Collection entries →
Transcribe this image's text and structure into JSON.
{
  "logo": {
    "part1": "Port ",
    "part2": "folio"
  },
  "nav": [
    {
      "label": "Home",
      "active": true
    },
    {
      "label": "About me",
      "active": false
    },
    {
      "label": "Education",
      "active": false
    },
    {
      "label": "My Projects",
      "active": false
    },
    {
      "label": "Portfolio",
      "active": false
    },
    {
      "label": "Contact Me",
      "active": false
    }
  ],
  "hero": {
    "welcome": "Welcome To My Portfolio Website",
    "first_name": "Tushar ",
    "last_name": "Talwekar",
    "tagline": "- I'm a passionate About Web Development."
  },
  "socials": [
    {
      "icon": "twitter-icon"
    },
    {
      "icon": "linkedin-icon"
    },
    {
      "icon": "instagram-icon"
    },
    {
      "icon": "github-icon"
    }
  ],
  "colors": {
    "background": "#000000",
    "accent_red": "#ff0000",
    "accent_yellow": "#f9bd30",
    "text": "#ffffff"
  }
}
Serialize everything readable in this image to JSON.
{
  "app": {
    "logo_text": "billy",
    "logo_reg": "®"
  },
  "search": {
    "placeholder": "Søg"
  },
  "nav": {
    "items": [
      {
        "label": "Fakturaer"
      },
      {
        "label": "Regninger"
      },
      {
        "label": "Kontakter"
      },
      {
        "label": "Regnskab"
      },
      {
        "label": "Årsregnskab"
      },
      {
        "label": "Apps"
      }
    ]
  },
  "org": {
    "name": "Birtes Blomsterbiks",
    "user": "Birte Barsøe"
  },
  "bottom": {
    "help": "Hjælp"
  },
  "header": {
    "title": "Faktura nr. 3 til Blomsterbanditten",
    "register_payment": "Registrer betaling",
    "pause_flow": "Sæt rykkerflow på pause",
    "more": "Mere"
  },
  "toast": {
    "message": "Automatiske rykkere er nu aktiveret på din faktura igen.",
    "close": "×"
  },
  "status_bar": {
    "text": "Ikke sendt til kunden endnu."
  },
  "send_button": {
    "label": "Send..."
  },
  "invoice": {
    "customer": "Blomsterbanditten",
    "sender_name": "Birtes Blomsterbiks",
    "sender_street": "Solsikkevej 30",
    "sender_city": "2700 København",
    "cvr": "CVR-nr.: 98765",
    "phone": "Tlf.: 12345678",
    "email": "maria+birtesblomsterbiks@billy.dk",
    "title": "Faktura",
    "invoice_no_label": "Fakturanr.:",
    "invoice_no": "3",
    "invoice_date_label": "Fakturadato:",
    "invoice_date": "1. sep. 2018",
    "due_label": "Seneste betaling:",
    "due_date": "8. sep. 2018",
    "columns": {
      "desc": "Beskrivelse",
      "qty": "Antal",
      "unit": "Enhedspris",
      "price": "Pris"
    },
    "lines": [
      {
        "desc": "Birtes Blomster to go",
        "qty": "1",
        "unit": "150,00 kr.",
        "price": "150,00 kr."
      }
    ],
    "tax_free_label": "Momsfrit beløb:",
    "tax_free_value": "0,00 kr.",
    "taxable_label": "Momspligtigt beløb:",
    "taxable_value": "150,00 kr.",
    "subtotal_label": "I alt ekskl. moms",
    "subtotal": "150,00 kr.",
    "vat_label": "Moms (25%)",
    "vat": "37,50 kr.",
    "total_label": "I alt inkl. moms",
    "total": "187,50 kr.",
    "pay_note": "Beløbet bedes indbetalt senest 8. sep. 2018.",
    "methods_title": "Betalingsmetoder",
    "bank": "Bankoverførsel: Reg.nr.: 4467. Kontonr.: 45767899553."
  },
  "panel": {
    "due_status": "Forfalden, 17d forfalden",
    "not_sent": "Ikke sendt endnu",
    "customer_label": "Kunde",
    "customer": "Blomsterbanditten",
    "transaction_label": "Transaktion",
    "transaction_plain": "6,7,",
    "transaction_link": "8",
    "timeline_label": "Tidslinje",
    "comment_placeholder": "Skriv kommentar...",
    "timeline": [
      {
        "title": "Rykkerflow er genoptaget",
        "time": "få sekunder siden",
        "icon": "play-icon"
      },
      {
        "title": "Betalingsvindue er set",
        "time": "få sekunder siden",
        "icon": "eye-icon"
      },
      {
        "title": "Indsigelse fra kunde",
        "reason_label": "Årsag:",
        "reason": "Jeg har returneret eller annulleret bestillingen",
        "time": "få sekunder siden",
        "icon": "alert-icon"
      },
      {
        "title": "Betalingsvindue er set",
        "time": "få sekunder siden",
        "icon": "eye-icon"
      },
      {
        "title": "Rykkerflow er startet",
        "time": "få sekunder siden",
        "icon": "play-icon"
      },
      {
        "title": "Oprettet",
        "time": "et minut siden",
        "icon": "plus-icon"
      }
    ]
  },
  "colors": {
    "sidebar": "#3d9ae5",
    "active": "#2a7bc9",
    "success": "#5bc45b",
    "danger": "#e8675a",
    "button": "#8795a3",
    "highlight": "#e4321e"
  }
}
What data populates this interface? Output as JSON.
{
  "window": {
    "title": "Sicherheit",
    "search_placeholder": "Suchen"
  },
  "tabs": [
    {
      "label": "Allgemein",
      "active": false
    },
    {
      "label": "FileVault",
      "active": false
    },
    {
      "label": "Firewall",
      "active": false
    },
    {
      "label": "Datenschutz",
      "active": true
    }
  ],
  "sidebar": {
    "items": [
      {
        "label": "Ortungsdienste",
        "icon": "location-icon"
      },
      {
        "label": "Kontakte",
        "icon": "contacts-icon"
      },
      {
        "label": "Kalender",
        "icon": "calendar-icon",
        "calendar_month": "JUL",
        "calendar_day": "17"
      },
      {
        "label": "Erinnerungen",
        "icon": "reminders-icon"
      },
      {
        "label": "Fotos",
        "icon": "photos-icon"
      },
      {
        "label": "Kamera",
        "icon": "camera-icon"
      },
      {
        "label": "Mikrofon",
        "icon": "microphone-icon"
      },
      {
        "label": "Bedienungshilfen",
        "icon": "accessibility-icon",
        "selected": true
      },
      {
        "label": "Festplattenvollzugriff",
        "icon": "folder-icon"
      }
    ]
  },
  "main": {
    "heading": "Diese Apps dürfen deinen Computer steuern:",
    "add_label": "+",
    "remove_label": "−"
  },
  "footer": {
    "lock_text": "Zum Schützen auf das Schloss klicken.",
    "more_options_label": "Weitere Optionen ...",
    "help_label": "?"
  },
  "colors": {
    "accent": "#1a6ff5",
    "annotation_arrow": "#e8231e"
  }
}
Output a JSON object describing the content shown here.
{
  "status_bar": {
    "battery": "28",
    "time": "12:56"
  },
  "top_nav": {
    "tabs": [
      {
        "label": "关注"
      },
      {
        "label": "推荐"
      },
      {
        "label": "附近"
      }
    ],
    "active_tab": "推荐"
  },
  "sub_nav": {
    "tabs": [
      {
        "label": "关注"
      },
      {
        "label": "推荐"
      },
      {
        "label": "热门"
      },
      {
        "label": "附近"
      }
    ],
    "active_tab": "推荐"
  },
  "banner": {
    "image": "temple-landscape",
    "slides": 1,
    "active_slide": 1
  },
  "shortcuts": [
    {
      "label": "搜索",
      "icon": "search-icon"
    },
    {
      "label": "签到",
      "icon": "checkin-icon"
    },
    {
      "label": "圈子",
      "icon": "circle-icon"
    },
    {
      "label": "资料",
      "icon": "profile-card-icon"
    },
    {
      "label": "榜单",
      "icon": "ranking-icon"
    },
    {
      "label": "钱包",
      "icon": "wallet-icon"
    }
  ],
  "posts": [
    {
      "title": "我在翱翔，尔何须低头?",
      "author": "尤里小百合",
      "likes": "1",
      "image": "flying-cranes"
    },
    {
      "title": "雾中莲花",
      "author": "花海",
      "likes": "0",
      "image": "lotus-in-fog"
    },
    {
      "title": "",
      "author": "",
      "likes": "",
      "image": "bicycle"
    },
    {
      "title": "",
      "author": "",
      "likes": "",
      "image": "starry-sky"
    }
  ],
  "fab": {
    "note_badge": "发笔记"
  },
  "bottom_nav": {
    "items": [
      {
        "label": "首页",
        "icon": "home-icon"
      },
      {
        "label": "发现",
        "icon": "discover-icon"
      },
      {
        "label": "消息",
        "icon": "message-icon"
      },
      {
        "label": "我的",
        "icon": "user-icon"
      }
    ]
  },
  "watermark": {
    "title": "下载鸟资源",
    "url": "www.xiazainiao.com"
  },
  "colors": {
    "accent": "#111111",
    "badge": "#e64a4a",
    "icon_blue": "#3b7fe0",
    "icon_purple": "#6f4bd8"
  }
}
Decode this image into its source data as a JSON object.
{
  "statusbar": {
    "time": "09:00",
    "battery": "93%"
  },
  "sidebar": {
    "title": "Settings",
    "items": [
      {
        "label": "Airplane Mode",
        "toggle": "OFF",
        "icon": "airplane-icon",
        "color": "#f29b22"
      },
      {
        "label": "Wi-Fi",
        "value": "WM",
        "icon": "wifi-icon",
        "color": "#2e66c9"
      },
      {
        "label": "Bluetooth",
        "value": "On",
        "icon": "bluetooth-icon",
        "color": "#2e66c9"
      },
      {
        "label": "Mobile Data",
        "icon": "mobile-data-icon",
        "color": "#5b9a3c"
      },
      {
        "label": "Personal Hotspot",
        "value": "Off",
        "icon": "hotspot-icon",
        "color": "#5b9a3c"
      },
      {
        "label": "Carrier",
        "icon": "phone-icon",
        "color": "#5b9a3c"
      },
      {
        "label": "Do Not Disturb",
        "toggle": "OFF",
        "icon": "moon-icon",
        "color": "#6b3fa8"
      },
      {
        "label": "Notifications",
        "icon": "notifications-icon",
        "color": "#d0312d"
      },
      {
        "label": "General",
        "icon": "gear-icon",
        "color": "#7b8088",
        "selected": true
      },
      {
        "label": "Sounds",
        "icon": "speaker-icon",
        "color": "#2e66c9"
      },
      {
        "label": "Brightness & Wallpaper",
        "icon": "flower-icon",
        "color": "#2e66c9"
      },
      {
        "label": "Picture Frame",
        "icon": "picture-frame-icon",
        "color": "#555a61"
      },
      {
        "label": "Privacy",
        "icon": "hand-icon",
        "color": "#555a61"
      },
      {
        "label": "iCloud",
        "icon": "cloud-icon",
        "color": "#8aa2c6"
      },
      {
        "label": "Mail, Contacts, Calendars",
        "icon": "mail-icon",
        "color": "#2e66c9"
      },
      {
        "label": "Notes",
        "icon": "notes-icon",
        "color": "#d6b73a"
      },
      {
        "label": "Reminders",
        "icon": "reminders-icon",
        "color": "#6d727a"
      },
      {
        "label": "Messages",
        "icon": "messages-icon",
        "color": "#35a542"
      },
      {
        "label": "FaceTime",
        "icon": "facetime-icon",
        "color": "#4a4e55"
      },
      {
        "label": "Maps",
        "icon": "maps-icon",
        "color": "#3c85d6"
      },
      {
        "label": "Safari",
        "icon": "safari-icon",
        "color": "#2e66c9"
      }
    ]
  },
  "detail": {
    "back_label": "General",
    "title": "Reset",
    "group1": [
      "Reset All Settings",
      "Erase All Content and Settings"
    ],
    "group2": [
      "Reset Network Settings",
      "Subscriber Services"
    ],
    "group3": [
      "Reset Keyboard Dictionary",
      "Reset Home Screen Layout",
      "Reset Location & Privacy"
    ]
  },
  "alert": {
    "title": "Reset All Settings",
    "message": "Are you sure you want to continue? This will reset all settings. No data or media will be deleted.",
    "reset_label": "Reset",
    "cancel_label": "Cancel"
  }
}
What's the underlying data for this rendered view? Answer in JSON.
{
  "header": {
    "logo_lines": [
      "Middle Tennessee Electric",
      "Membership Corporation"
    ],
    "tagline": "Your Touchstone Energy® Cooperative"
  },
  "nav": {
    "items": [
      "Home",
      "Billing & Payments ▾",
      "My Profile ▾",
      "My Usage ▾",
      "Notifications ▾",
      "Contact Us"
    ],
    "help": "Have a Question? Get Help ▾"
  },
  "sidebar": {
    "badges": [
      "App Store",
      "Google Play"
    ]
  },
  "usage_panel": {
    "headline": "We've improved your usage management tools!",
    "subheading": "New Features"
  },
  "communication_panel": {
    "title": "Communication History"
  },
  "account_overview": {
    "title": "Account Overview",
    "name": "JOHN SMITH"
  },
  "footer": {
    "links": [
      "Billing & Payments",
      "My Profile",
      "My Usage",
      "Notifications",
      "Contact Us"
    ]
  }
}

Written request → Search the entries for "tagline" and copy out each line that has it.

Task solution →
    "tagline": "- I'm a passionate About Web Development."
    "tagline": "Your Touchstone Energy® Cooperative"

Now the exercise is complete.